_Records provided_:
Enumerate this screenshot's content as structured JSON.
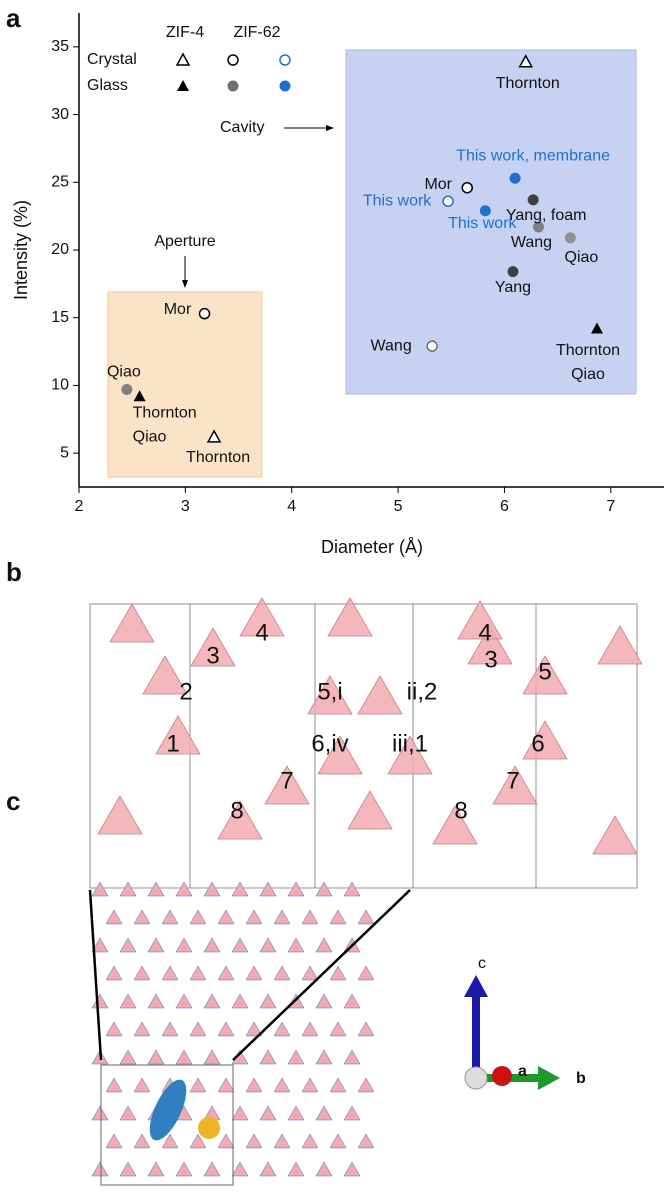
{
  "panel_labels": [
    "a",
    "b",
    "c"
  ],
  "chart_data": {
    "type": "scatter",
    "ylabel": "Intensity (%)",
    "xlabel": "Diameter (Å)",
    "xlim": [
      2,
      7.5
    ],
    "ylim": [
      2.5,
      37.5
    ],
    "xticks": [
      2,
      3,
      4,
      5,
      6,
      7
    ],
    "yticks": [
      5,
      10,
      15,
      20,
      25,
      30,
      35
    ],
    "legend": {
      "columns": [
        "ZIF-4",
        "ZIF-62"
      ],
      "rows": [
        "Crystal",
        "Glass"
      ]
    },
    "annotations": [
      "Aperture",
      "Cavity"
    ],
    "points": [
      {
        "label": [
          "Thornton"
        ],
        "x": 3.27,
        "y": 6.2,
        "marker": "triangle-open",
        "color": "#000000"
      },
      {
        "label": [
          "Thornton"
        ],
        "x": 6.2,
        "y": 33.9,
        "marker": "triangle-open",
        "color": "#000000"
      },
      {
        "label": [
          "Thornton",
          "Qiao"
        ],
        "x": 2.57,
        "y": 9.2,
        "marker": "triangle",
        "color": "#000000"
      },
      {
        "label": [
          "Thornton",
          "Qiao"
        ],
        "x": 6.87,
        "y": 14.2,
        "marker": "triangle",
        "color": "#000000"
      },
      {
        "label": [
          "Mor"
        ],
        "x": 3.18,
        "y": 15.3,
        "marker": "circle-open",
        "color": "#000000"
      },
      {
        "label": [
          "Mor"
        ],
        "x": 5.65,
        "y": 24.6,
        "marker": "circle-open",
        "color": "#000000"
      },
      {
        "label": [
          "Wang"
        ],
        "x": 5.32,
        "y": 12.9,
        "marker": "circle-open",
        "color": "#707070"
      },
      {
        "label": [
          "Qiao"
        ],
        "x": 2.45,
        "y": 9.7,
        "marker": "circle",
        "color": "#808080"
      },
      {
        "label": [
          "Wang"
        ],
        "x": 6.32,
        "y": 21.7,
        "marker": "circle",
        "color": "#808080"
      },
      {
        "label": [
          "Qiao"
        ],
        "x": 6.62,
        "y": 20.9,
        "marker": "circle",
        "color": "#909090"
      },
      {
        "label": [
          "Yang, foam"
        ],
        "x": 6.27,
        "y": 23.7,
        "marker": "circle",
        "color": "#404040"
      },
      {
        "label": [
          "Yang"
        ],
        "x": 6.08,
        "y": 18.4,
        "marker": "circle",
        "color": "#404040"
      },
      {
        "label": [
          "This work"
        ],
        "x": 5.47,
        "y": 23.6,
        "marker": "circle-open",
        "color": "#1e6fd0"
      },
      {
        "label": [
          "This work"
        ],
        "x": 5.82,
        "y": 22.9,
        "marker": "circle",
        "color": "#1e6fd0"
      },
      {
        "label": [
          "This work, membrane"
        ],
        "x": 6.1,
        "y": 25.3,
        "marker": "circle",
        "color": "#1e6fd0"
      }
    ]
  },
  "structure": {
    "atom_labels": [
      "4",
      "3",
      "2",
      "1",
      "5,i",
      "ii,2",
      "6,iv",
      "iii,1",
      "7",
      "8",
      "3",
      "4",
      "5",
      "6",
      "7",
      "8"
    ]
  },
  "axes_triad": [
    "c",
    "a",
    "b"
  ]
}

_Task_: Every record above must be given again exactly; drop the pictures.

_The response_:
Enumerate this screenshot's content as structured JSON.
{
  "panel_labels": [
    "a",
    "b",
    "c"
  ],
  "chart_data": {
    "type": "scatter",
    "ylabel": "Intensity (%)",
    "xlabel": "Diameter (Å)",
    "xlim": [
      2,
      7.5
    ],
    "ylim": [
      2.5,
      37.5
    ],
    "xticks": [
      2,
      3,
      4,
      5,
      6,
      7
    ],
    "yticks": [
      5,
      10,
      15,
      20,
      25,
      30,
      35
    ],
    "legend": {
      "columns": [
        "ZIF-4",
        "ZIF-62"
      ],
      "rows": [
        "Crystal",
        "Glass"
      ]
    },
    "annotations": [
      "Aperture",
      "Cavity"
    ],
    "points": [
      {
        "label": [
          "Thornton"
        ],
        "x": 3.27,
        "y": 6.2,
        "marker": "triangle-open",
        "color": "#000000"
      },
      {
        "label": [
          "Thornton"
        ],
        "x": 6.2,
        "y": 33.9,
        "marker": "triangle-open",
        "color": "#000000"
      },
      {
        "label": [
          "Thornton",
          "Qiao"
        ],
        "x": 2.57,
        "y": 9.2,
        "marker": "triangle",
        "color": "#000000"
      },
      {
        "label": [
          "Thornton",
          "Qiao"
        ],
        "x": 6.87,
        "y": 14.2,
        "marker": "triangle",
        "color": "#000000"
      },
      {
        "label": [
          "Mor"
        ],
        "x": 3.18,
        "y": 15.3,
        "marker": "circle-open",
        "color": "#000000"
      },
      {
        "label": [
          "Mor"
        ],
        "x": 5.65,
        "y": 24.6,
        "marker": "circle-open",
        "color": "#000000"
      },
      {
        "label": [
          "Wang"
        ],
        "x": 5.32,
        "y": 12.9,
        "marker": "circle-open",
        "color": "#707070"
      },
      {
        "label": [
          "Qiao"
        ],
        "x": 2.45,
        "y": 9.7,
        "marker": "circle",
        "color": "#808080"
      },
      {
        "label": [
          "Wang"
        ],
        "x": 6.32,
        "y": 21.7,
        "marker": "circle",
        "color": "#808080"
      },
      {
        "label": [
          "Qiao"
        ],
        "x": 6.62,
        "y": 20.9,
        "marker": "circle",
        "color": "#909090"
      },
      {
        "label": [
          "Yang, foam"
        ],
        "x": 6.27,
        "y": 23.7,
        "marker": "circle",
        "color": "#404040"
      },
      {
        "label": [
          "Yang"
        ],
        "x": 6.08,
        "y": 18.4,
        "marker": "circle",
        "color": "#404040"
      },
      {
        "label": [
          "This work"
        ],
        "x": 5.47,
        "y": 23.6,
        "marker": "circle-open",
        "color": "#1e6fd0"
      },
      {
        "label": [
          "This work"
        ],
        "x": 5.82,
        "y": 22.9,
        "marker": "circle",
        "color": "#1e6fd0"
      },
      {
        "label": [
          "This work, membrane"
        ],
        "x": 6.1,
        "y": 25.3,
        "marker": "circle",
        "color": "#1e6fd0"
      }
    ]
  },
  "structure": {
    "atom_labels": [
      "4",
      "3",
      "2",
      "1",
      "5,i",
      "ii,2",
      "6,iv",
      "iii,1",
      "7",
      "8",
      "3",
      "4",
      "5",
      "6",
      "7",
      "8"
    ]
  },
  "axes_triad": [
    "c",
    "a",
    "b"
  ]
}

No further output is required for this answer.